##### RAW RECORDS

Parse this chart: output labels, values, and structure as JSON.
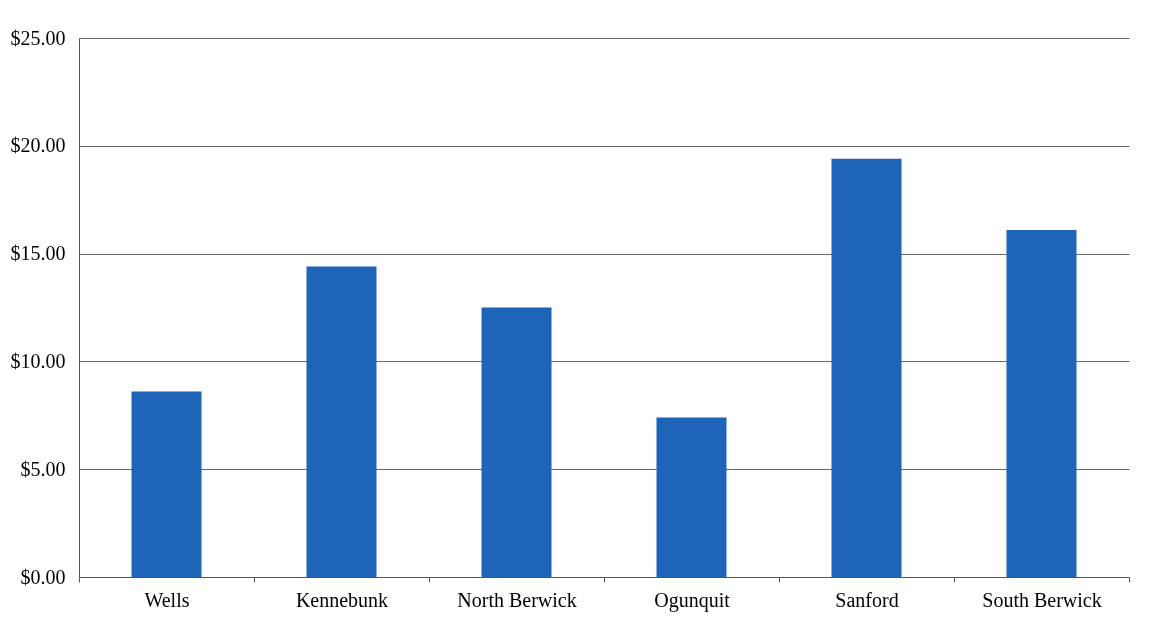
{
  "chart_data": {
    "type": "bar",
    "categories": [
      "Wells",
      "Kennebunk",
      "North Berwick",
      "Ogunquit",
      "Sanford",
      "South Berwick"
    ],
    "values": [
      8.6,
      14.4,
      12.5,
      7.4,
      19.4,
      16.1
    ],
    "color": "#1e64b9",
    "ylim": [
      0,
      25
    ],
    "yticks": [
      {
        "value": 0,
        "label": "$0.00"
      },
      {
        "value": 5,
        "label": "$5.00"
      },
      {
        "value": 10,
        "label": "$10.00"
      },
      {
        "value": 15,
        "label": "$15.00"
      },
      {
        "value": 20,
        "label": "$20.00"
      },
      {
        "value": 25,
        "label": "$25.00"
      }
    ],
    "grid": "y"
  }
}
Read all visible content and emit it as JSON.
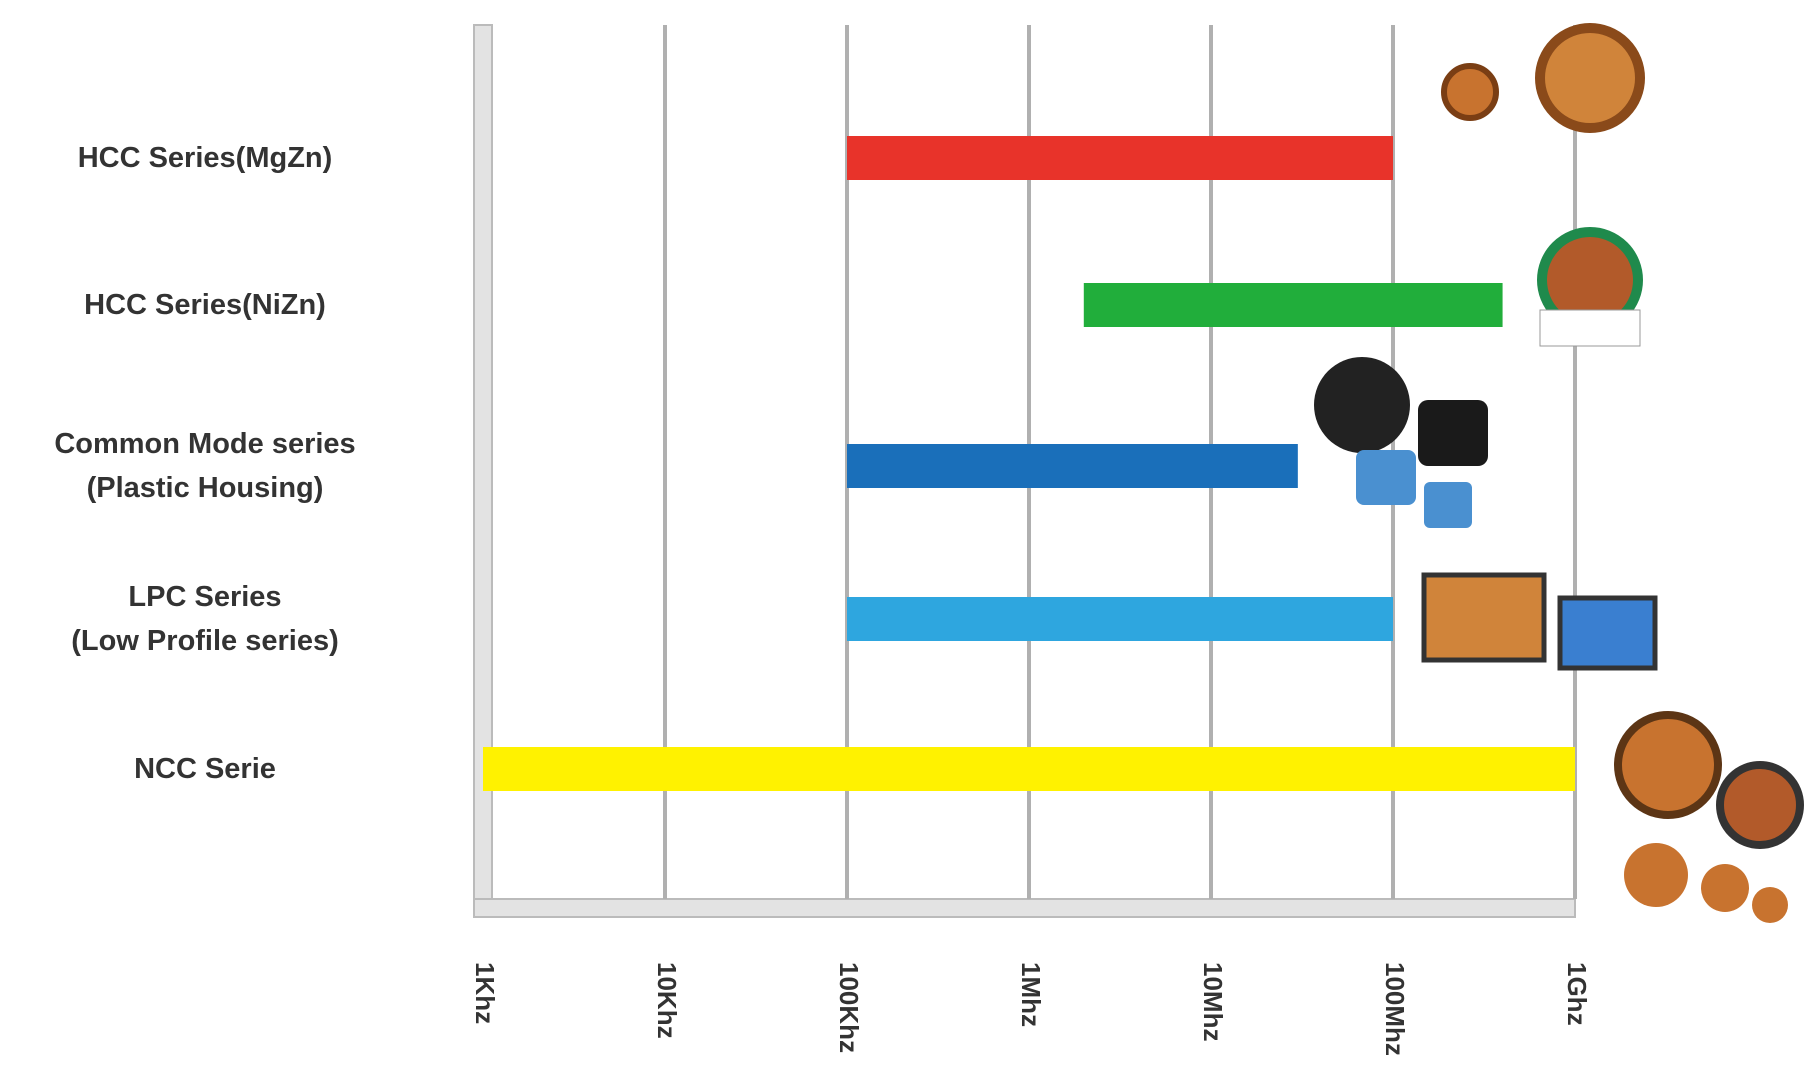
{
  "chart_data": {
    "type": "range-bar",
    "categories": [
      "HCC Series(MgZn)",
      "HCC Series(NiZn)",
      "Common Mode series\n(Plastic Housing)",
      "LPC Series\n(Low Profile series)",
      "NCC Serie"
    ],
    "values": [
      [
        100000,
        100000000
      ],
      [
        2000000,
        400000000
      ],
      [
        100000,
        30000000
      ],
      [
        100000,
        100000000
      ],
      [
        1000,
        1000000000
      ]
    ],
    "colors": [
      "#e8332a",
      "#21ae3b",
      "#1a6fba",
      "#2ea6df",
      "#fff200"
    ],
    "xscale": "log",
    "xlim": [
      1000,
      1000000000
    ],
    "xticks": [
      {
        "value": 1000,
        "label": "1Khz"
      },
      {
        "value": 10000,
        "label": "10Khz"
      },
      {
        "value": 100000,
        "label": "100Khz"
      },
      {
        "value": 1000000,
        "label": "1Mhz"
      },
      {
        "value": 10000000,
        "label": "10Mhz"
      },
      {
        "value": 100000000,
        "label": "100Mhz"
      },
      {
        "value": 1000000000,
        "label": "1Ghz"
      }
    ],
    "grid": true
  }
}
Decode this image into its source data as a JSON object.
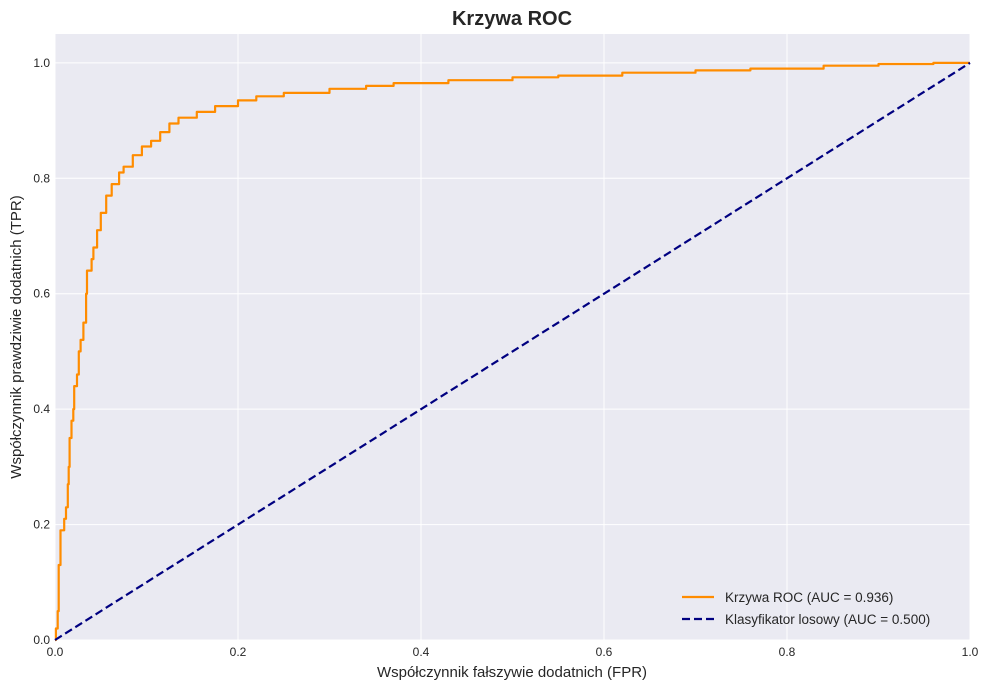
{
  "chart_data": {
    "type": "line",
    "title": "Krzywa ROC",
    "xlabel": "Współczynnik fałszywie dodatnich (FPR)",
    "ylabel": "Współczynnik prawdziwie dodatnich (TPR)",
    "xlim": [
      0.0,
      1.0
    ],
    "ylim": [
      0.0,
      1.05
    ],
    "x_ticks": [
      "0.0",
      "0.2",
      "0.4",
      "0.6",
      "0.8",
      "1.0"
    ],
    "y_ticks": [
      "0.0",
      "0.2",
      "0.4",
      "0.6",
      "0.8",
      "1.0"
    ],
    "grid": true,
    "legend_position": "bottom-right",
    "series": [
      {
        "name": "Krzywa ROC (AUC = 0.936)",
        "color": "#ff8c00",
        "style": "solid",
        "points": [
          [
            0.0,
            0.0
          ],
          [
            0.001,
            0.02
          ],
          [
            0.003,
            0.05
          ],
          [
            0.004,
            0.13
          ],
          [
            0.006,
            0.19
          ],
          [
            0.01,
            0.21
          ],
          [
            0.012,
            0.23
          ],
          [
            0.014,
            0.27
          ],
          [
            0.015,
            0.3
          ],
          [
            0.016,
            0.35
          ],
          [
            0.018,
            0.38
          ],
          [
            0.02,
            0.4
          ],
          [
            0.021,
            0.44
          ],
          [
            0.024,
            0.46
          ],
          [
            0.026,
            0.5
          ],
          [
            0.028,
            0.52
          ],
          [
            0.031,
            0.55
          ],
          [
            0.034,
            0.6
          ],
          [
            0.035,
            0.64
          ],
          [
            0.04,
            0.66
          ],
          [
            0.042,
            0.68
          ],
          [
            0.046,
            0.71
          ],
          [
            0.05,
            0.74
          ],
          [
            0.056,
            0.77
          ],
          [
            0.062,
            0.79
          ],
          [
            0.07,
            0.81
          ],
          [
            0.075,
            0.82
          ],
          [
            0.085,
            0.84
          ],
          [
            0.095,
            0.855
          ],
          [
            0.105,
            0.865
          ],
          [
            0.115,
            0.88
          ],
          [
            0.125,
            0.895
          ],
          [
            0.135,
            0.905
          ],
          [
            0.155,
            0.915
          ],
          [
            0.175,
            0.925
          ],
          [
            0.2,
            0.935
          ],
          [
            0.22,
            0.942
          ],
          [
            0.25,
            0.948
          ],
          [
            0.3,
            0.955
          ],
          [
            0.34,
            0.96
          ],
          [
            0.37,
            0.965
          ],
          [
            0.43,
            0.97
          ],
          [
            0.5,
            0.975
          ],
          [
            0.55,
            0.978
          ],
          [
            0.62,
            0.983
          ],
          [
            0.7,
            0.987
          ],
          [
            0.76,
            0.99
          ],
          [
            0.84,
            0.995
          ],
          [
            0.9,
            0.998
          ],
          [
            0.96,
            1.0
          ],
          [
            1.0,
            1.0
          ]
        ]
      },
      {
        "name": "Klasyfikator losowy (AUC = 0.500)",
        "color": "#000080",
        "style": "dashed",
        "points": [
          [
            0.0,
            0.0
          ],
          [
            1.0,
            1.0
          ]
        ]
      }
    ]
  }
}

##########

Transcribe all of the entries word for word, but skip any pictures they contain.

SOLUTION ::
Parse this chart: output labels, values, and structure as JSON.
{
  "chart_data": {
    "type": "bar",
    "categories": [
      "Wells",
      "Kennebunk",
      "North Berwick",
      "Ogunquit",
      "Sanford",
      "South Berwick"
    ],
    "values": [
      8.6,
      14.4,
      12.5,
      7.4,
      19.4,
      16.1
    ],
    "color": "#1e64b9",
    "ylim": [
      0,
      25
    ],
    "yticks": [
      {
        "value": 0,
        "label": "$0.00"
      },
      {
        "value": 5,
        "label": "$5.00"
      },
      {
        "value": 10,
        "label": "$10.00"
      },
      {
        "value": 15,
        "label": "$15.00"
      },
      {
        "value": 20,
        "label": "$20.00"
      },
      {
        "value": 25,
        "label": "$25.00"
      }
    ],
    "grid": "y"
  }
}
Read all visible content and emit it as JSON.
{
  "chart_data": {
    "type": "range-bar",
    "categories": [
      "HCC Series(MgZn)",
      "HCC Series(NiZn)",
      "Common Mode series\n(Plastic Housing)",
      "LPC Series\n(Low Profile series)",
      "NCC Serie"
    ],
    "values": [
      [
        100000,
        100000000
      ],
      [
        2000000,
        400000000
      ],
      [
        100000,
        30000000
      ],
      [
        100000,
        100000000
      ],
      [
        1000,
        1000000000
      ]
    ],
    "colors": [
      "#e8332a",
      "#21ae3b",
      "#1a6fba",
      "#2ea6df",
      "#fff200"
    ],
    "xscale": "log",
    "xlim": [
      1000,
      1000000000
    ],
    "xticks": [
      {
        "value": 1000,
        "label": "1Khz"
      },
      {
        "value": 10000,
        "label": "10Khz"
      },
      {
        "value": 100000,
        "label": "100Khz"
      },
      {
        "value": 1000000,
        "label": "1Mhz"
      },
      {
        "value": 10000000,
        "label": "10Mhz"
      },
      {
        "value": 100000000,
        "label": "100Mhz"
      },
      {
        "value": 1000000000,
        "label": "1Ghz"
      }
    ],
    "grid": true
  }
}
Decode this image into its source data as a JSON object.
{
  "chart_data": {
    "type": "line",
    "title": "Krzywa ROC",
    "xlabel": "Współczynnik fałszywie dodatnich (FPR)",
    "ylabel": "Współczynnik prawdziwie dodatnich (TPR)",
    "xlim": [
      0.0,
      1.0
    ],
    "ylim": [
      0.0,
      1.05
    ],
    "x_ticks": [
      "0.0",
      "0.2",
      "0.4",
      "0.6",
      "0.8",
      "1.0"
    ],
    "y_ticks": [
      "0.0",
      "0.2",
      "0.4",
      "0.6",
      "0.8",
      "1.0"
    ],
    "grid": true,
    "legend_position": "bottom-right",
    "series": [
      {
        "name": "Krzywa ROC (AUC = 0.936)",
        "color": "#ff8c00",
        "style": "solid",
        "points": [
          [
            0.0,
            0.0
          ],
          [
            0.001,
            0.02
          ],
          [
            0.003,
            0.05
          ],
          [
            0.004,
            0.13
          ],
          [
            0.006,
            0.19
          ],
          [
            0.01,
            0.21
          ],
          [
            0.012,
            0.23
          ],
          [
            0.014,
            0.27
          ],
          [
            0.015,
            0.3
          ],
          [
            0.016,
            0.35
          ],
          [
            0.018,
            0.38
          ],
          [
            0.02,
            0.4
          ],
          [
            0.021,
            0.44
          ],
          [
            0.024,
            0.46
          ],
          [
            0.026,
            0.5
          ],
          [
            0.028,
            0.52
          ],
          [
            0.031,
            0.55
          ],
          [
            0.034,
            0.6
          ],
          [
            0.035,
            0.64
          ],
          [
            0.04,
            0.66
          ],
          [
            0.042,
            0.68
          ],
          [
            0.046,
            0.71
          ],
          [
            0.05,
            0.74
          ],
          [
            0.056,
            0.77
          ],
          [
            0.062,
            0.79
          ],
          [
            0.07,
            0.81
          ],
          [
            0.075,
            0.82
          ],
          [
            0.085,
            0.84
          ],
          [
            0.095,
            0.855
          ],
          [
            0.105,
            0.865
          ],
          [
            0.115,
            0.88
          ],
          [
            0.125,
            0.895
          ],
          [
            0.135,
            0.905
          ],
          [
            0.155,
            0.915
          ],
          [
            0.175,
            0.925
          ],
          [
            0.2,
            0.935
          ],
          [
            0.22,
            0.942
          ],
          [
            0.25,
            0.948
          ],
          [
            0.3,
            0.955
          ],
          [
            0.34,
            0.96
          ],
          [
            0.37,
            0.965
          ],
          [
            0.43,
            0.97
          ],
          [
            0.5,
            0.975
          ],
          [
            0.55,
            0.978
          ],
          [
            0.62,
            0.983
          ],
          [
            0.7,
            0.987
          ],
          [
            0.76,
            0.99
          ],
          [
            0.84,
            0.995
          ],
          [
            0.9,
            0.998
          ],
          [
            0.96,
            1.0
          ],
          [
            1.0,
            1.0
          ]
        ]
      },
      {
        "name": "Klasyfikator losowy (AUC = 0.500)",
        "color": "#000080",
        "style": "dashed",
        "points": [
          [
            0.0,
            0.0
          ],
          [
            1.0,
            1.0
          ]
        ]
      }
    ]
  }
}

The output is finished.